Extracted data entries
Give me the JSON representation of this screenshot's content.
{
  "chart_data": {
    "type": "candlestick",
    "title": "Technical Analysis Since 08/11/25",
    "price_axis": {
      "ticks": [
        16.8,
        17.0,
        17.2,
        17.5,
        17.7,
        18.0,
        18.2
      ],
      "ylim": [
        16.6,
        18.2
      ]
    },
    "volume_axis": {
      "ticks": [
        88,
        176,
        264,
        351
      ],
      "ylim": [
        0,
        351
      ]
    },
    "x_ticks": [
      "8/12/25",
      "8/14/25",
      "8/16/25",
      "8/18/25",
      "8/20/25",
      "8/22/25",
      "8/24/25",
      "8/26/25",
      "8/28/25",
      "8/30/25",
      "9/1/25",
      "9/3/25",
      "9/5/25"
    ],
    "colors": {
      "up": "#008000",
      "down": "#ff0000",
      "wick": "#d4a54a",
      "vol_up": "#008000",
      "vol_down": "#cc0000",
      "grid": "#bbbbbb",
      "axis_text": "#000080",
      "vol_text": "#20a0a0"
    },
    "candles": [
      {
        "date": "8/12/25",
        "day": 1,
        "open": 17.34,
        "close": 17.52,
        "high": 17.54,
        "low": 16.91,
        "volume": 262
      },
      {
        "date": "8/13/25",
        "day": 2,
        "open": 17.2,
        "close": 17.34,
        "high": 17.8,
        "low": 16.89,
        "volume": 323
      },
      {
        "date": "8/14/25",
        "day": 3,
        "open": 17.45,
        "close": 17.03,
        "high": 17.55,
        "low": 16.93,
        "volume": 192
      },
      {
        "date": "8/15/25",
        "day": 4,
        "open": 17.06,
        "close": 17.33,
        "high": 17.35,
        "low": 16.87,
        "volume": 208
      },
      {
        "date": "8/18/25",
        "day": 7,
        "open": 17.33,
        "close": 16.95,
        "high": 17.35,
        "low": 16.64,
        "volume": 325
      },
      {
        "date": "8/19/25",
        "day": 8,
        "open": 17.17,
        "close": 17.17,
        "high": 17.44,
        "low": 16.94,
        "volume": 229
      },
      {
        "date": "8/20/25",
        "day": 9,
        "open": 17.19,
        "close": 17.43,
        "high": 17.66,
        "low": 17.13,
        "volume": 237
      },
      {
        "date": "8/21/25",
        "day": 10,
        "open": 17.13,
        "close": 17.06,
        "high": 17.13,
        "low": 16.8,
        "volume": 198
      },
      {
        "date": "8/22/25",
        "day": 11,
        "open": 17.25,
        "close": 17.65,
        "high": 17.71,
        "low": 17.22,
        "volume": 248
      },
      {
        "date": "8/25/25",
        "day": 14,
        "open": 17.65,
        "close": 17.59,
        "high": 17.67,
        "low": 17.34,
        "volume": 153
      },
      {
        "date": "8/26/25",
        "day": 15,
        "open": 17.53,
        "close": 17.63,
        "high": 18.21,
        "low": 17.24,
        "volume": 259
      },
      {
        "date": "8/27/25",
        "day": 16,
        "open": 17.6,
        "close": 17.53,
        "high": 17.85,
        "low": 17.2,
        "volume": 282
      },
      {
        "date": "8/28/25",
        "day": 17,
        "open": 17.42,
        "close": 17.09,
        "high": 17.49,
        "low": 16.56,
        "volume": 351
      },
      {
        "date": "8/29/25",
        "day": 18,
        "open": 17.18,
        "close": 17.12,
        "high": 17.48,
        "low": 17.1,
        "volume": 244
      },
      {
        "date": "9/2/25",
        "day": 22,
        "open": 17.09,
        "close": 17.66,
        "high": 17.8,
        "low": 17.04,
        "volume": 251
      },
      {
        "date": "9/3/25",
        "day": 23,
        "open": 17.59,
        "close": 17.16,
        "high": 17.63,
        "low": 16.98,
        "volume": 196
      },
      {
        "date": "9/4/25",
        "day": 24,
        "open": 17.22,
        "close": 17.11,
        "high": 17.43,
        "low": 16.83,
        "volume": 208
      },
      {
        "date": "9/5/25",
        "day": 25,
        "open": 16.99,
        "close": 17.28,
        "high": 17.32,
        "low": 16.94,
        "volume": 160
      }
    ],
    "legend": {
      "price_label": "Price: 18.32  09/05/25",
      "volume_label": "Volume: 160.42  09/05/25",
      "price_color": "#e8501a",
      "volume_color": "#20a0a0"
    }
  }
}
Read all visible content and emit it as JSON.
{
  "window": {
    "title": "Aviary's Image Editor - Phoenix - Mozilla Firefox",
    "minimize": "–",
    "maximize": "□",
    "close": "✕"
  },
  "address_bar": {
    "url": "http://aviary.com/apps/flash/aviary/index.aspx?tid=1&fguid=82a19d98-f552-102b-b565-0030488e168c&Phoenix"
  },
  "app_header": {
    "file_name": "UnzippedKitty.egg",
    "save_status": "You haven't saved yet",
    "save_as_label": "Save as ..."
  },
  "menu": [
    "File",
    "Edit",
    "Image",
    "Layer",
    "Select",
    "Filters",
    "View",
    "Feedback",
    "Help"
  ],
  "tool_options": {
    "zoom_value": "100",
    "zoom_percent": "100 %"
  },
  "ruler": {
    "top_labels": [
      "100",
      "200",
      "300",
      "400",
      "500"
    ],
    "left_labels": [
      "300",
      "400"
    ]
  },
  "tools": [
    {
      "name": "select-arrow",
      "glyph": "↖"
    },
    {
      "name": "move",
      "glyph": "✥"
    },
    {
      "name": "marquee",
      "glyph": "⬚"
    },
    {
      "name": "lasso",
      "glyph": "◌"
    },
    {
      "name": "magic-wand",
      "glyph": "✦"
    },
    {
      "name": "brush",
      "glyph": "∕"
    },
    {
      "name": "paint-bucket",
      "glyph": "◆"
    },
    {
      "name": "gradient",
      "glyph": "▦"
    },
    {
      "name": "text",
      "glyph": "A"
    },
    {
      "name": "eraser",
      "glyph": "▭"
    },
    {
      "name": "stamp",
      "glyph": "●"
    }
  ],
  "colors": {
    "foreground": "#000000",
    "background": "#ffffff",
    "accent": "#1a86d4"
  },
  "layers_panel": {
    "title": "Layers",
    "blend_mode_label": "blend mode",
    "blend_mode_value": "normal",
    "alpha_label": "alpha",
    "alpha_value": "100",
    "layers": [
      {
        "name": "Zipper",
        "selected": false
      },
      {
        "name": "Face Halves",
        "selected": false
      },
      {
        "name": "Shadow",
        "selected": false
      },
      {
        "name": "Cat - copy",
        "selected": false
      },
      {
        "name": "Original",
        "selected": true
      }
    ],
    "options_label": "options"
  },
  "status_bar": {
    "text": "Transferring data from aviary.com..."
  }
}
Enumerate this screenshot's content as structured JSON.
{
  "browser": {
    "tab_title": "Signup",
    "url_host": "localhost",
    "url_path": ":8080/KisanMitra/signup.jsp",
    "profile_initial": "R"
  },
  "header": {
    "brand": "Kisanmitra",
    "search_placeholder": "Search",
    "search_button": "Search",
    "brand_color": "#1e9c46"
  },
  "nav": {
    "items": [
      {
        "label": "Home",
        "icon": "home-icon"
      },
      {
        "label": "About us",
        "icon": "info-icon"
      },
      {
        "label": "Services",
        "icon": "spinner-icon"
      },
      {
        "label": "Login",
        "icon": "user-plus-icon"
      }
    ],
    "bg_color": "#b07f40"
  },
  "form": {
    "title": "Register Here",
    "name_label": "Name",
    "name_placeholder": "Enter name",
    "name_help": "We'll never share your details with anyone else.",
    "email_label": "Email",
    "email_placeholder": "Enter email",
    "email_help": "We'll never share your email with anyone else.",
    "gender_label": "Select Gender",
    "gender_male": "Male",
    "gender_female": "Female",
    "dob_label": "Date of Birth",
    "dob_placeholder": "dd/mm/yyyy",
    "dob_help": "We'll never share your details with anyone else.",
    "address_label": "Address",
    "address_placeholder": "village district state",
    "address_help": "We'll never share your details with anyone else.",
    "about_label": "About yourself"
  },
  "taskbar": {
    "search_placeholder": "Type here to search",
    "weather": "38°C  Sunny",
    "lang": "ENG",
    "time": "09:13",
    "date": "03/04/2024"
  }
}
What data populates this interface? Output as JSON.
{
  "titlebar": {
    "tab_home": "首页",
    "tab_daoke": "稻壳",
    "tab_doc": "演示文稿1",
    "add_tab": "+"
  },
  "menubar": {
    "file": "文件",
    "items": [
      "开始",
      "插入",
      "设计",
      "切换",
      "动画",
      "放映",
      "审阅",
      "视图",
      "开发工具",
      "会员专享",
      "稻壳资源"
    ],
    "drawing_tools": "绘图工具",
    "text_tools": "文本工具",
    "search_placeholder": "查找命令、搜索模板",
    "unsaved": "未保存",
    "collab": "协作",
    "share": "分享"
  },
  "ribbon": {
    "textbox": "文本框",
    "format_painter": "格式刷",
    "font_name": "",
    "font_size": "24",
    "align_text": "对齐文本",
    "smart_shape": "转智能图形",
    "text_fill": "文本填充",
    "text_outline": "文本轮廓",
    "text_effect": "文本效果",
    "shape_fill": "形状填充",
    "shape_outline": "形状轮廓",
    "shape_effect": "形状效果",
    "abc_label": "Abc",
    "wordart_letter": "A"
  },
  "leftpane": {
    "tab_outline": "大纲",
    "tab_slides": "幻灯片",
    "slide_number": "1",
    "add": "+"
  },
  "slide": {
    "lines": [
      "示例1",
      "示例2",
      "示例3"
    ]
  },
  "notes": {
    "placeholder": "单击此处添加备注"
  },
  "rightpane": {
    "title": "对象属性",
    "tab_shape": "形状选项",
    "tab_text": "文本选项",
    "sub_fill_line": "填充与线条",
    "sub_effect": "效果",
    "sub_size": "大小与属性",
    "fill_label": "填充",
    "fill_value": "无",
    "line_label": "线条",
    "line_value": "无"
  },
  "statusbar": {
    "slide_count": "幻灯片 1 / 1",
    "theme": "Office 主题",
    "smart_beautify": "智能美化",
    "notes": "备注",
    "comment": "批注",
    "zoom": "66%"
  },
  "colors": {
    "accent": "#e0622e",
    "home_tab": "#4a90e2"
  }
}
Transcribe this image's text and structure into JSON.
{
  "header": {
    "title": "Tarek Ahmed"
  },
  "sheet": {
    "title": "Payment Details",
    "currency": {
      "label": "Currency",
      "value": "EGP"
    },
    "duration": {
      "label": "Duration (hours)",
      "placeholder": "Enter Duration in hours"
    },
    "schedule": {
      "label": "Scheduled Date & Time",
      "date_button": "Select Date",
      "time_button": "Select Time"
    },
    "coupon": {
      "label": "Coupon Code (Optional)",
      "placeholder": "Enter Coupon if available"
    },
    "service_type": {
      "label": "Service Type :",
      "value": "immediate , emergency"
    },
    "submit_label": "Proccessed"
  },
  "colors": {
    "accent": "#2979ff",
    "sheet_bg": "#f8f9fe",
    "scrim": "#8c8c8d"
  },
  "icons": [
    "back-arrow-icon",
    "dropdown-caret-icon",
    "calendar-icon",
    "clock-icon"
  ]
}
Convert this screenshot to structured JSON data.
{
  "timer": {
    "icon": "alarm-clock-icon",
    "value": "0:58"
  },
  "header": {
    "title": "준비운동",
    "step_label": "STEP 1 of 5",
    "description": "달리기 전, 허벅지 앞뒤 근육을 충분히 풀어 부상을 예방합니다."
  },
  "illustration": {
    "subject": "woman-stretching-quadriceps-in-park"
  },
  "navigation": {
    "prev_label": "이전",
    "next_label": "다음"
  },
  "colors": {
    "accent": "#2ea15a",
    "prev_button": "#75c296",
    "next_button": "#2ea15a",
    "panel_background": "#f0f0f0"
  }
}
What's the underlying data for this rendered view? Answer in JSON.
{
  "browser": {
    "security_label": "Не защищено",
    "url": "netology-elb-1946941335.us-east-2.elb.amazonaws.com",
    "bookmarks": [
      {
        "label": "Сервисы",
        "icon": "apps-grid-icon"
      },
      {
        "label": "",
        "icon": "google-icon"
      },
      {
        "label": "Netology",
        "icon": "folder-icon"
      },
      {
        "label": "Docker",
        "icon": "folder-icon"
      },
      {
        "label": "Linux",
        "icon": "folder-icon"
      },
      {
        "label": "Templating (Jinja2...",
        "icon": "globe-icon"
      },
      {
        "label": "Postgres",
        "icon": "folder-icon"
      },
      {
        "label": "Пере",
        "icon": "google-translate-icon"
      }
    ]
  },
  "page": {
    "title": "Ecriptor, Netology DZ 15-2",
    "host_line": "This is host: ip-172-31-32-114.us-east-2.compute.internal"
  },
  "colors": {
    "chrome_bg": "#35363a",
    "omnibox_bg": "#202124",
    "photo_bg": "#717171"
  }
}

SHORT PROBLEM:
Show all lines from the records above where the word "Enter" occurs.

TASK OUTPUT:
    "name_placeholder": "Enter name",
    "email_placeholder": "Enter email",
      "placeholder": "Enter Duration in hours"
      "placeholder": "Enter Coupon if available"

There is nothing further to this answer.